→ Task instructions
Copy out the entries exactly, from the first line to the last.

→ Data for processing
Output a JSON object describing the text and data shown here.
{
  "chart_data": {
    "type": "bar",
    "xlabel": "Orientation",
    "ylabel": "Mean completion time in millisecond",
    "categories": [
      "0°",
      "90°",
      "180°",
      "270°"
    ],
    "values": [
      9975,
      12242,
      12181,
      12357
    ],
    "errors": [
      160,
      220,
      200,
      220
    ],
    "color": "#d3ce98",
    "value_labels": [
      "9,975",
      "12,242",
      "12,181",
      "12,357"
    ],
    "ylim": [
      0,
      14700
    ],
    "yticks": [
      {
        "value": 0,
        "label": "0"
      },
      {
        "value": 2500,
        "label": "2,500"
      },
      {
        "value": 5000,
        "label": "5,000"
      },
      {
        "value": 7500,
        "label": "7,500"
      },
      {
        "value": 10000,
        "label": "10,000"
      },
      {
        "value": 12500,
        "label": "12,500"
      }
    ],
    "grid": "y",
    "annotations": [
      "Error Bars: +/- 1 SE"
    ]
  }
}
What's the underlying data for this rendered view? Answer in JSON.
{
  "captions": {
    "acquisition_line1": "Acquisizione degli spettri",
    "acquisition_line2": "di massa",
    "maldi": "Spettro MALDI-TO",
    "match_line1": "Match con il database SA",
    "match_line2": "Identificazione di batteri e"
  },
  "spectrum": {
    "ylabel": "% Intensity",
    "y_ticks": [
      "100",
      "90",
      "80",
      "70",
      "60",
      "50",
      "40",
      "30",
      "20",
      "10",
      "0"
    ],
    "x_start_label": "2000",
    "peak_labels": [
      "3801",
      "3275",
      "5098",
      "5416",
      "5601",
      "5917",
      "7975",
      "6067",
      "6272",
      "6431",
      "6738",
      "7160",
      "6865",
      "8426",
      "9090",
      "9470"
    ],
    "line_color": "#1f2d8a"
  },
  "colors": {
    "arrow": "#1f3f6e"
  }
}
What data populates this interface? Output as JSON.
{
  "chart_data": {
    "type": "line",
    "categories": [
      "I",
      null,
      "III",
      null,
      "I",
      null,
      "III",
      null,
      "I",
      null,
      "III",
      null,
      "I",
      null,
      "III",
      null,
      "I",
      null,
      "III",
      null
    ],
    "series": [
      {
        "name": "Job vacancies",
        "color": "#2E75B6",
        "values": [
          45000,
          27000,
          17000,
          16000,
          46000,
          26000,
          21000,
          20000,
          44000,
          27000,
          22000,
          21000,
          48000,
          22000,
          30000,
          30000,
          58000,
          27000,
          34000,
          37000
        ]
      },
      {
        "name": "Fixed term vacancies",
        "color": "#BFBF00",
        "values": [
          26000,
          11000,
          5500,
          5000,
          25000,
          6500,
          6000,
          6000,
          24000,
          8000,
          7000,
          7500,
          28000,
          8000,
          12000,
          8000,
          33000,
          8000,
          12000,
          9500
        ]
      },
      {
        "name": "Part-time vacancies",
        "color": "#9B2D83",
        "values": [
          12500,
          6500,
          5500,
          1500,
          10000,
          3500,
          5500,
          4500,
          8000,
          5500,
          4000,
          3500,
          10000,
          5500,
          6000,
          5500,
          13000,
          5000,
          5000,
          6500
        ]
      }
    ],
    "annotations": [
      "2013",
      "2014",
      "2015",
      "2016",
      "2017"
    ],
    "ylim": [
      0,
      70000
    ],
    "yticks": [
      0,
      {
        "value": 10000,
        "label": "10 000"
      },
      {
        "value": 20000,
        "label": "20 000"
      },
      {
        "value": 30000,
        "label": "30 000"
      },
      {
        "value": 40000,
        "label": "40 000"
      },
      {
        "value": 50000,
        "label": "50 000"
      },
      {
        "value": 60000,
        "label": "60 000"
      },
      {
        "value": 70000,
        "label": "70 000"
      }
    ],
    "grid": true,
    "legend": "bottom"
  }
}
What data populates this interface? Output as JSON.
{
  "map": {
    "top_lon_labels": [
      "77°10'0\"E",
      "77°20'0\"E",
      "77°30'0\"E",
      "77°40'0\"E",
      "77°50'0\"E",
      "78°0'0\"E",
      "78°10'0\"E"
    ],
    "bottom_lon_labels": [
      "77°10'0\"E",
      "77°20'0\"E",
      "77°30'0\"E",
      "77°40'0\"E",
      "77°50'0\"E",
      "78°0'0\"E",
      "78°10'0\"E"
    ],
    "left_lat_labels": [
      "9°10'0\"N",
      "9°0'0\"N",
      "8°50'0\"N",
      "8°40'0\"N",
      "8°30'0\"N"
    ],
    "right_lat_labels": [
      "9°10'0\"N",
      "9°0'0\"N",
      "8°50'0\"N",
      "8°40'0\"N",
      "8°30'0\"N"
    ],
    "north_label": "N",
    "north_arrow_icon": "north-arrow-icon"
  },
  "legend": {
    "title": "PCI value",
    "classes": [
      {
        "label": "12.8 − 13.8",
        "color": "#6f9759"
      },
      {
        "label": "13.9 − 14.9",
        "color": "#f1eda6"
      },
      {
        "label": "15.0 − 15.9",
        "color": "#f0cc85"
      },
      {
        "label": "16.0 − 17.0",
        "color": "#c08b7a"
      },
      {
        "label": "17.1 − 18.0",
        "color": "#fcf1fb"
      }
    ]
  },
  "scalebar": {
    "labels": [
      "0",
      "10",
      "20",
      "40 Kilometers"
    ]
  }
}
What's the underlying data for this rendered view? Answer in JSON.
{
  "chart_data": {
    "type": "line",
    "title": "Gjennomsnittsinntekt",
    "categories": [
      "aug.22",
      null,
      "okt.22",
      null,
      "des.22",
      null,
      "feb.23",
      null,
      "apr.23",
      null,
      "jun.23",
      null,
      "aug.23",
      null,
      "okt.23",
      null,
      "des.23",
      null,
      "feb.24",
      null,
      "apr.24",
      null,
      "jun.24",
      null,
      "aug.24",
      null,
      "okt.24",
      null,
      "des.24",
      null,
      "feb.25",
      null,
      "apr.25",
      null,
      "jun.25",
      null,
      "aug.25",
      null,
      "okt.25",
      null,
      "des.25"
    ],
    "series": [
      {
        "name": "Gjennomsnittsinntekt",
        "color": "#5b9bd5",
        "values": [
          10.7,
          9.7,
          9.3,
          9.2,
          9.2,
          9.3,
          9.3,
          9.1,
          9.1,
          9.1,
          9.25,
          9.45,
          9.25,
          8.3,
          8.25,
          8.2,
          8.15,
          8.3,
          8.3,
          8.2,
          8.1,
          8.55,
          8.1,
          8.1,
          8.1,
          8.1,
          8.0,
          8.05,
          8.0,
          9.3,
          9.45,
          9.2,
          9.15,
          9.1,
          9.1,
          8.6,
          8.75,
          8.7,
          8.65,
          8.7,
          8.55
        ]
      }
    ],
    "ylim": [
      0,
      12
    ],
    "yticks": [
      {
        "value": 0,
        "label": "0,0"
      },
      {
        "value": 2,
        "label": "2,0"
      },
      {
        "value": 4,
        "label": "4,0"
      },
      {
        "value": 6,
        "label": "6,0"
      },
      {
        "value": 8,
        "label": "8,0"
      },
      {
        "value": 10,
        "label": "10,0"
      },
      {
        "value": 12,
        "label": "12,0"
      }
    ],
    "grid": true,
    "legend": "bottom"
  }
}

→ Output for this exercise
Output a JSON object describing the text and data shown here.
{
  "chart_data": {
    "type": "bar",
    "xlabel": "Orientation",
    "ylabel": "Mean completion time in millisecond",
    "categories": [
      "0°",
      "90°",
      "180°",
      "270°"
    ],
    "values": [
      9975,
      12242,
      12181,
      12357
    ],
    "errors": [
      160,
      220,
      200,
      220
    ],
    "color": "#d3ce98",
    "value_labels": [
      "9,975",
      "12,242",
      "12,181",
      "12,357"
    ],
    "ylim": [
      0,
      14700
    ],
    "yticks": [
      {
        "value": 0,
        "label": "0"
      },
      {
        "value": 2500,
        "label": "2,500"
      },
      {
        "value": 5000,
        "label": "5,000"
      },
      {
        "value": 7500,
        "label": "7,500"
      },
      {
        "value": 10000,
        "label": "10,000"
      },
      {
        "value": 12500,
        "label": "12,500"
      }
    ],
    "grid": "y",
    "annotations": [
      "Error Bars: +/- 1 SE"
    ]
  }
}
What's the underlying data for this rendered view? Answer in JSON.
{
  "captions": {
    "acquisition_line1": "Acquisizione degli spettri",
    "acquisition_line2": "di massa",
    "maldi": "Spettro MALDI-TO",
    "match_line1": "Match con il database SA",
    "match_line2": "Identificazione di batteri e"
  },
  "spectrum": {
    "ylabel": "% Intensity",
    "y_ticks": [
      "100",
      "90",
      "80",
      "70",
      "60",
      "50",
      "40",
      "30",
      "20",
      "10",
      "0"
    ],
    "x_start_label": "2000",
    "peak_labels": [
      "3801",
      "3275",
      "5098",
      "5416",
      "5601",
      "5917",
      "7975",
      "6067",
      "6272",
      "6431",
      "6738",
      "7160",
      "6865",
      "8426",
      "9090",
      "9470"
    ],
    "line_color": "#1f2d8a"
  },
  "colors": {
    "arrow": "#1f3f6e"
  }
}
What data populates this interface? Output as JSON.
{
  "chart_data": {
    "type": "line",
    "categories": [
      "I",
      null,
      "III",
      null,
      "I",
      null,
      "III",
      null,
      "I",
      null,
      "III",
      null,
      "I",
      null,
      "III",
      null,
      "I",
      null,
      "III",
      null
    ],
    "series": [
      {
        "name": "Job vacancies",
        "color": "#2E75B6",
        "values": [
          45000,
          27000,
          17000,
          16000,
          46000,
          26000,
          21000,
          20000,
          44000,
          27000,
          22000,
          21000,
          48000,
          22000,
          30000,
          30000,
          58000,
          27000,
          34000,
          37000
        ]
      },
      {
        "name": "Fixed term vacancies",
        "color": "#BFBF00",
        "values": [
          26000,
          11000,
          5500,
          5000,
          25000,
          6500,
          6000,
          6000,
          24000,
          8000,
          7000,
          7500,
          28000,
          8000,
          12000,
          8000,
          33000,
          8000,
          12000,
          9500
        ]
      },
      {
        "name": "Part-time vacancies",
        "color": "#9B2D83",
        "values": [
          12500,
          6500,
          5500,
          1500,
          10000,
          3500,
          5500,
          4500,
          8000,
          5500,
          4000,
          3500,
          10000,
          5500,
          6000,
          5500,
          13000,
          5000,
          5000,
          6500
        ]
      }
    ],
    "annotations": [
      "2013",
      "2014",
      "2015",
      "2016",
      "2017"
    ],
    "ylim": [
      0,
      70000
    ],
    "yticks": [
      0,
      {
        "value": 10000,
        "label": "10 000"
      },
      {
        "value": 20000,
        "label": "20 000"
      },
      {
        "value": 30000,
        "label": "30 000"
      },
      {
        "value": 40000,
        "label": "40 000"
      },
      {
        "value": 50000,
        "label": "50 000"
      },
      {
        "value": 60000,
        "label": "60 000"
      },
      {
        "value": 70000,
        "label": "70 000"
      }
    ],
    "grid": true,
    "legend": "bottom"
  }
}
What data populates this interface? Output as JSON.
{
  "map": {
    "top_lon_labels": [
      "77°10'0\"E",
      "77°20'0\"E",
      "77°30'0\"E",
      "77°40'0\"E",
      "77°50'0\"E",
      "78°0'0\"E",
      "78°10'0\"E"
    ],
    "bottom_lon_labels": [
      "77°10'0\"E",
      "77°20'0\"E",
      "77°30'0\"E",
      "77°40'0\"E",
      "77°50'0\"E",
      "78°0'0\"E",
      "78°10'0\"E"
    ],
    "left_lat_labels": [
      "9°10'0\"N",
      "9°0'0\"N",
      "8°50'0\"N",
      "8°40'0\"N",
      "8°30'0\"N"
    ],
    "right_lat_labels": [
      "9°10'0\"N",
      "9°0'0\"N",
      "8°50'0\"N",
      "8°40'0\"N",
      "8°30'0\"N"
    ],
    "north_label": "N",
    "north_arrow_icon": "north-arrow-icon"
  },
  "legend": {
    "title": "PCI value",
    "classes": [
      {
        "label": "12.8 − 13.8",
        "color": "#6f9759"
      },
      {
        "label": "13.9 − 14.9",
        "color": "#f1eda6"
      },
      {
        "label": "15.0 − 15.9",
        "color": "#f0cc85"
      },
      {
        "label": "16.0 − 17.0",
        "color": "#c08b7a"
      },
      {
        "label": "17.1 − 18.0",
        "color": "#fcf1fb"
      }
    ]
  },
  "scalebar": {
    "labels": [
      "0",
      "10",
      "20",
      "40 Kilometers"
    ]
  }
}
What's the underlying data for this rendered view? Answer in JSON.
{
  "chart_data": {
    "type": "line",
    "title": "Gjennomsnittsinntekt",
    "categories": [
      "aug.22",
      null,
      "okt.22",
      null,
      "des.22",
      null,
      "feb.23",
      null,
      "apr.23",
      null,
      "jun.23",
      null,
      "aug.23",
      null,
      "okt.23",
      null,
      "des.23",
      null,
      "feb.24",
      null,
      "apr.24",
      null,
      "jun.24",
      null,
      "aug.24",
      null,
      "okt.24",
      null,
      "des.24",
      null,
      "feb.25",
      null,
      "apr.25",
      null,
      "jun.25",
      null,
      "aug.25",
      null,
      "okt.25",
      null,
      "des.25"
    ],
    "series": [
      {
        "name": "Gjennomsnittsinntekt",
        "color": "#5b9bd5",
        "values": [
          10.7,
          9.7,
          9.3,
          9.2,
          9.2,
          9.3,
          9.3,
          9.1,
          9.1,
          9.1,
          9.25,
          9.45,
          9.25,
          8.3,
          8.25,
          8.2,
          8.15,
          8.3,
          8.3,
          8.2,
          8.1,
          8.55,
          8.1,
          8.1,
          8.1,
          8.1,
          8.0,
          8.05,
          8.0,
          9.3,
          9.45,
          9.2,
          9.15,
          9.1,
          9.1,
          8.6,
          8.75,
          8.7,
          8.65,
          8.7,
          8.55
        ]
      }
    ],
    "ylim": [
      0,
      12
    ],
    "yticks": [
      {
        "value": 0,
        "label": "0,0"
      },
      {
        "value": 2,
        "label": "2,0"
      },
      {
        "value": 4,
        "label": "4,0"
      },
      {
        "value": 6,
        "label": "6,0"
      },
      {
        "value": 8,
        "label": "8,0"
      },
      {
        "value": 10,
        "label": "10,0"
      },
      {
        "value": 12,
        "label": "12,0"
      }
    ],
    "grid": true,
    "legend": "bottom"
  }
}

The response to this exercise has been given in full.